* **Given entries**:
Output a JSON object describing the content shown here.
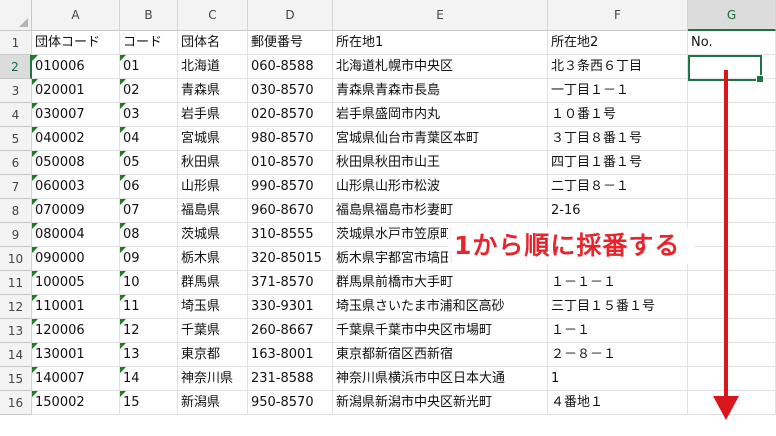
{
  "columns": [
    "A",
    "B",
    "C",
    "D",
    "E",
    "F",
    "G"
  ],
  "selected_column": "G",
  "selected_row": 2,
  "header_row": [
    "団体コード",
    "コード",
    "団体名",
    "郵便番号",
    "所在地1",
    "所在地2",
    "No."
  ],
  "rows": [
    {
      "num": "2",
      "cells": [
        "010006",
        "01",
        "北海道",
        "060-8588",
        "北海道札幌市中央区",
        "北３条西６丁目",
        ""
      ]
    },
    {
      "num": "3",
      "cells": [
        "020001",
        "02",
        "青森県",
        "030-8570",
        "青森県青森市長島",
        "一丁目１－１",
        ""
      ]
    },
    {
      "num": "4",
      "cells": [
        "030007",
        "03",
        "岩手県",
        "020-8570",
        "岩手県盛岡市内丸",
        "１０番１号",
        ""
      ]
    },
    {
      "num": "5",
      "cells": [
        "040002",
        "04",
        "宮城県",
        "980-8570",
        "宮城県仙台市青葉区本町",
        "３丁目８番１号",
        ""
      ]
    },
    {
      "num": "6",
      "cells": [
        "050008",
        "05",
        "秋田県",
        "010-8570",
        "秋田県秋田市山王",
        "四丁目１番１号",
        ""
      ]
    },
    {
      "num": "7",
      "cells": [
        "060003",
        "06",
        "山形県",
        "990-8570",
        "山形県山形市松波",
        "二丁目８－１",
        ""
      ]
    },
    {
      "num": "8",
      "cells": [
        "070009",
        "07",
        "福島県",
        "960-8670",
        "福島県福島市杉妻町",
        "2-16",
        ""
      ]
    },
    {
      "num": "9",
      "cells": [
        "080004",
        "08",
        "茨城県",
        "310-8555",
        "茨城県水戸市笠原町",
        "",
        ""
      ]
    },
    {
      "num": "10",
      "cells": [
        "090000",
        "09",
        "栃木県",
        "320-85015",
        "栃木県宇都宮市塙田",
        "",
        ""
      ]
    },
    {
      "num": "11",
      "cells": [
        "100005",
        "10",
        "群馬県",
        "371-8570",
        "群馬県前橋市大手町",
        "１－１－１",
        ""
      ]
    },
    {
      "num": "12",
      "cells": [
        "110001",
        "11",
        "埼玉県",
        "330-9301",
        "埼玉県さいたま市浦和区高砂",
        "三丁目１５番１号",
        ""
      ]
    },
    {
      "num": "13",
      "cells": [
        "120006",
        "12",
        "千葉県",
        "260-8667",
        "千葉県千葉市中央区市場町",
        "１－１",
        ""
      ]
    },
    {
      "num": "14",
      "cells": [
        "130001",
        "13",
        "東京都",
        "163-8001",
        "東京都新宿区西新宿",
        "２－８－１",
        ""
      ]
    },
    {
      "num": "15",
      "cells": [
        "140007",
        "14",
        "神奈川県",
        "231-8588",
        "神奈川県横浜市中区日本大通",
        "1",
        ""
      ]
    },
    {
      "num": "16",
      "cells": [
        "150002",
        "15",
        "新潟県",
        "950-8570",
        "新潟県新潟市中央区新光町",
        "４番地１",
        ""
      ]
    }
  ],
  "header_row_num": "1",
  "annotation": {
    "text": "1から順に採番する",
    "color": "#e8242c"
  },
  "colors": {
    "accent": "#217346",
    "triangle": "#1e7a2e",
    "arrow": "#d9151e"
  }
}
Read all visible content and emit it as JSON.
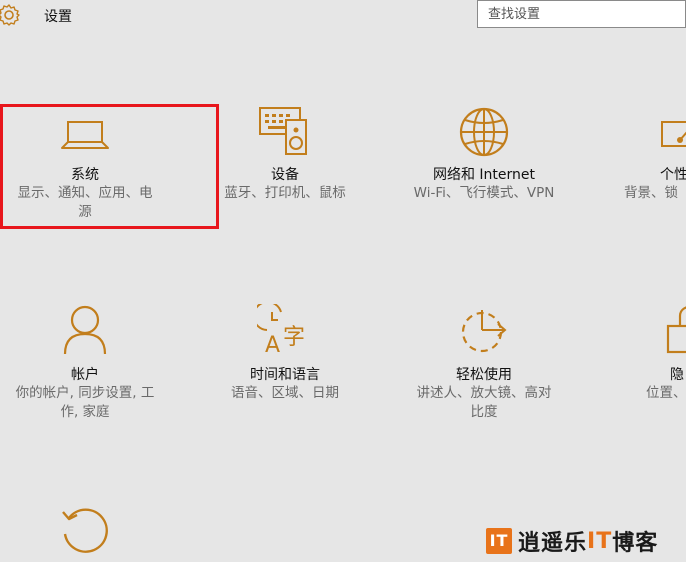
{
  "header": {
    "title": "设置",
    "search_placeholder": "查找设置"
  },
  "tiles": [
    {
      "name": "系统",
      "desc": "显示、通知、应用、电\n源",
      "icon": "laptop-icon"
    },
    {
      "name": "设备",
      "desc": "蓝牙、打印机、鼠标",
      "icon": "devices-icon"
    },
    {
      "name": "网络和 Internet",
      "desc": "Wi-Fi、飞行模式、VPN",
      "icon": "globe-icon"
    },
    {
      "name": "个性",
      "desc": "背景、锁",
      "icon": "personalization-icon"
    },
    {
      "name": "帐户",
      "desc": "你的帐户, 同步设置, 工\n作, 家庭",
      "icon": "person-icon"
    },
    {
      "name": "时间和语言",
      "desc": "语音、区域、日期",
      "icon": "time-language-icon"
    },
    {
      "name": "轻松使用",
      "desc": "讲述人、放大镜、高对\n比度",
      "icon": "ease-of-access-icon"
    },
    {
      "name": "隐",
      "desc": "位置、",
      "icon": "lock-icon"
    },
    {
      "name": "",
      "desc": "",
      "icon": "update-icon"
    }
  ],
  "accent_color": "#c27e1c",
  "highlight_color": "#e8161c",
  "watermark": {
    "badge": "IT",
    "text_a": "逍遥乐",
    "text_it": "IT",
    "text_b": "博客"
  }
}
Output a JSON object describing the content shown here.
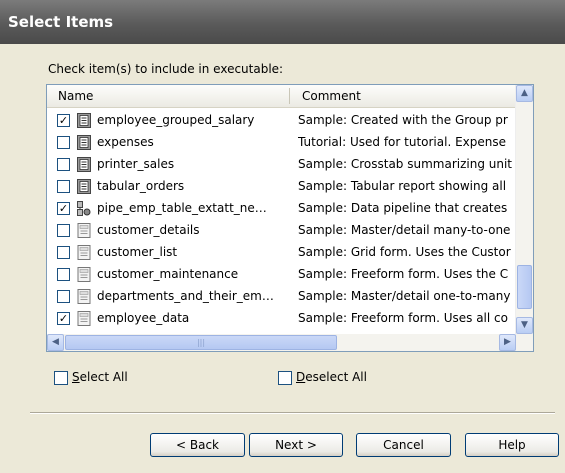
{
  "window": {
    "title": "Select Items"
  },
  "instruction": "Check item(s) to include in executable:",
  "columns": {
    "name": "Name",
    "comment": "Comment"
  },
  "items": [
    {
      "name": "employee_grouped_salary",
      "comment": "Sample: Created with the Group pr",
      "checked": true,
      "icon": "report-icon"
    },
    {
      "name": "expenses",
      "comment": "Tutorial: Used for tutorial. Expense",
      "checked": false,
      "icon": "report-icon"
    },
    {
      "name": "printer_sales",
      "comment": "Sample: Crosstab summarizing unit",
      "checked": false,
      "icon": "report-icon"
    },
    {
      "name": "tabular_orders",
      "comment": "Sample: Tabular report showing all",
      "checked": false,
      "icon": "report-icon"
    },
    {
      "name": "pipe_emp_table_extatt_ne…",
      "comment": "Sample: Data pipeline that creates",
      "checked": true,
      "icon": "pipeline-icon"
    },
    {
      "name": "customer_details",
      "comment": "Sample: Master/detail many-to-one",
      "checked": false,
      "icon": "form-icon"
    },
    {
      "name": "customer_list",
      "comment": "Sample: Grid form. Uses the Custor",
      "checked": false,
      "icon": "form-icon"
    },
    {
      "name": "customer_maintenance",
      "comment": "Sample: Freeform form. Uses the C",
      "checked": false,
      "icon": "form-icon"
    },
    {
      "name": "departments_and_their_em…",
      "comment": "Sample: Master/detail one-to-many",
      "checked": false,
      "icon": "form-icon"
    },
    {
      "name": "employee_data",
      "comment": "Sample: Freeform form. Uses all co",
      "checked": true,
      "icon": "form-icon"
    }
  ],
  "select_all": {
    "accel": "S",
    "rest": "elect All"
  },
  "deselect_all": {
    "accel": "D",
    "rest": "eselect All"
  },
  "buttons": {
    "back": "< Back",
    "next": "Next >",
    "cancel": "Cancel",
    "help": "Help"
  },
  "colors": {
    "header_bg": "#5a5a5a",
    "panel_bg": "#ece9d8",
    "list_border": "#7f9db9",
    "button_border": "#003c74"
  }
}
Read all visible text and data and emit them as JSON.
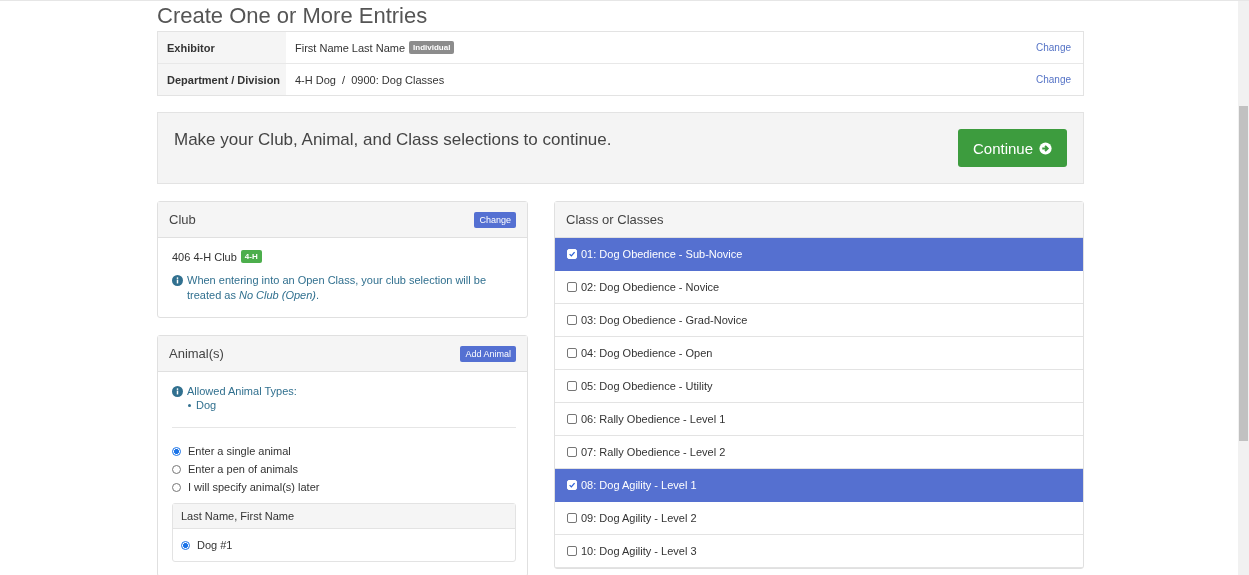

* **Written exercise**:
Your copy should repeat each entry above exactly but contain no pictures.

* **Output for this exercise**:
Output a JSON object describing the content shown here.
{
  "columns": [
    "A",
    "B",
    "C",
    "D",
    "E",
    "F",
    "G"
  ],
  "selected_column": "G",
  "selected_row": 2,
  "header_row": [
    "団体コード",
    "コード",
    "団体名",
    "郵便番号",
    "所在地1",
    "所在地2",
    "No."
  ],
  "rows": [
    {
      "num": "2",
      "cells": [
        "010006",
        "01",
        "北海道",
        "060-8588",
        "北海道札幌市中央区",
        "北３条西６丁目",
        ""
      ]
    },
    {
      "num": "3",
      "cells": [
        "020001",
        "02",
        "青森県",
        "030-8570",
        "青森県青森市長島",
        "一丁目１－１",
        ""
      ]
    },
    {
      "num": "4",
      "cells": [
        "030007",
        "03",
        "岩手県",
        "020-8570",
        "岩手県盛岡市内丸",
        "１０番１号",
        ""
      ]
    },
    {
      "num": "5",
      "cells": [
        "040002",
        "04",
        "宮城県",
        "980-8570",
        "宮城県仙台市青葉区本町",
        "３丁目８番１号",
        ""
      ]
    },
    {
      "num": "6",
      "cells": [
        "050008",
        "05",
        "秋田県",
        "010-8570",
        "秋田県秋田市山王",
        "四丁目１番１号",
        ""
      ]
    },
    {
      "num": "7",
      "cells": [
        "060003",
        "06",
        "山形県",
        "990-8570",
        "山形県山形市松波",
        "二丁目８－１",
        ""
      ]
    },
    {
      "num": "8",
      "cells": [
        "070009",
        "07",
        "福島県",
        "960-8670",
        "福島県福島市杉妻町",
        "2-16",
        ""
      ]
    },
    {
      "num": "9",
      "cells": [
        "080004",
        "08",
        "茨城県",
        "310-8555",
        "茨城県水戸市笠原町",
        "",
        ""
      ]
    },
    {
      "num": "10",
      "cells": [
        "090000",
        "09",
        "栃木県",
        "320-85015",
        "栃木県宇都宮市塙田",
        "",
        ""
      ]
    },
    {
      "num": "11",
      "cells": [
        "100005",
        "10",
        "群馬県",
        "371-8570",
        "群馬県前橋市大手町",
        "１－１－１",
        ""
      ]
    },
    {
      "num": "12",
      "cells": [
        "110001",
        "11",
        "埼玉県",
        "330-9301",
        "埼玉県さいたま市浦和区高砂",
        "三丁目１５番１号",
        ""
      ]
    },
    {
      "num": "13",
      "cells": [
        "120006",
        "12",
        "千葉県",
        "260-8667",
        "千葉県千葉市中央区市場町",
        "１－１",
        ""
      ]
    },
    {
      "num": "14",
      "cells": [
        "130001",
        "13",
        "東京都",
        "163-8001",
        "東京都新宿区西新宿",
        "２－８－１",
        ""
      ]
    },
    {
      "num": "15",
      "cells": [
        "140007",
        "14",
        "神奈川県",
        "231-8588",
        "神奈川県横浜市中区日本大通",
        "1",
        ""
      ]
    },
    {
      "num": "16",
      "cells": [
        "150002",
        "15",
        "新潟県",
        "950-8570",
        "新潟県新潟市中央区新光町",
        "４番地１",
        ""
      ]
    }
  ],
  "header_row_num": "1",
  "annotation": {
    "text": "1から順に採番する",
    "color": "#e8242c"
  },
  "colors": {
    "accent": "#217346",
    "triangle": "#1e7a2e",
    "arrow": "#d9151e"
  }
}
Read all visible content and emit it as JSON.
{
  "header": {
    "title": "设置",
    "search_placeholder": "查找设置"
  },
  "tiles": [
    {
      "name": "系统",
      "desc": "显示、通知、应用、电\n源",
      "icon": "laptop-icon"
    },
    {
      "name": "设备",
      "desc": "蓝牙、打印机、鼠标",
      "icon": "devices-icon"
    },
    {
      "name": "网络和 Internet",
      "desc": "Wi-Fi、飞行模式、VPN",
      "icon": "globe-icon"
    },
    {
      "name": "个性",
      "desc": "背景、锁",
      "icon": "personalization-icon"
    },
    {
      "name": "帐户",
      "desc": "你的帐户, 同步设置, 工\n作, 家庭",
      "icon": "person-icon"
    },
    {
      "name": "时间和语言",
      "desc": "语音、区域、日期",
      "icon": "time-language-icon"
    },
    {
      "name": "轻松使用",
      "desc": "讲述人、放大镜、高对\n比度",
      "icon": "ease-of-access-icon"
    },
    {
      "name": "隐",
      "desc": "位置、",
      "icon": "lock-icon"
    },
    {
      "name": "",
      "desc": "",
      "icon": "update-icon"
    }
  ],
  "accent_color": "#c27e1c",
  "highlight_color": "#e8161c",
  "watermark": {
    "badge": "IT",
    "text_a": "逍遥乐",
    "text_it": "IT",
    "text_b": "博客"
  }
}
Output a JSON object describing the content shown here.
{
  "window": {
    "title": "Select Items"
  },
  "instruction": "Check item(s) to include in executable:",
  "columns": {
    "name": "Name",
    "comment": "Comment"
  },
  "items": [
    {
      "name": "employee_grouped_salary",
      "comment": "Sample: Created with the Group pr",
      "checked": true,
      "icon": "report-icon"
    },
    {
      "name": "expenses",
      "comment": "Tutorial: Used for tutorial. Expense",
      "checked": false,
      "icon": "report-icon"
    },
    {
      "name": "printer_sales",
      "comment": "Sample: Crosstab summarizing unit",
      "checked": false,
      "icon": "report-icon"
    },
    {
      "name": "tabular_orders",
      "comment": "Sample: Tabular report showing all",
      "checked": false,
      "icon": "report-icon"
    },
    {
      "name": "pipe_emp_table_extatt_ne…",
      "comment": "Sample: Data pipeline that creates",
      "checked": true,
      "icon": "pipeline-icon"
    },
    {
      "name": "customer_details",
      "comment": "Sample: Master/detail many-to-one",
      "checked": false,
      "icon": "form-icon"
    },
    {
      "name": "customer_list",
      "comment": "Sample: Grid form. Uses the Custor",
      "checked": false,
      "icon": "form-icon"
    },
    {
      "name": "customer_maintenance",
      "comment": "Sample: Freeform form. Uses the C",
      "checked": false,
      "icon": "form-icon"
    },
    {
      "name": "departments_and_their_em…",
      "comment": "Sample: Master/detail one-to-many",
      "checked": false,
      "icon": "form-icon"
    },
    {
      "name": "employee_data",
      "comment": "Sample: Freeform form. Uses all co",
      "checked": true,
      "icon": "form-icon"
    }
  ],
  "select_all": {
    "accel": "S",
    "rest": "elect All"
  },
  "deselect_all": {
    "accel": "D",
    "rest": "eselect All"
  },
  "buttons": {
    "back": "< Back",
    "next": "Next >",
    "cancel": "Cancel",
    "help": "Help"
  },
  "colors": {
    "header_bg": "#5a5a5a",
    "panel_bg": "#ece9d8",
    "list_border": "#7f9db9",
    "button_border": "#003c74"
  }
}
Read all visible text and data and emit them as JSON.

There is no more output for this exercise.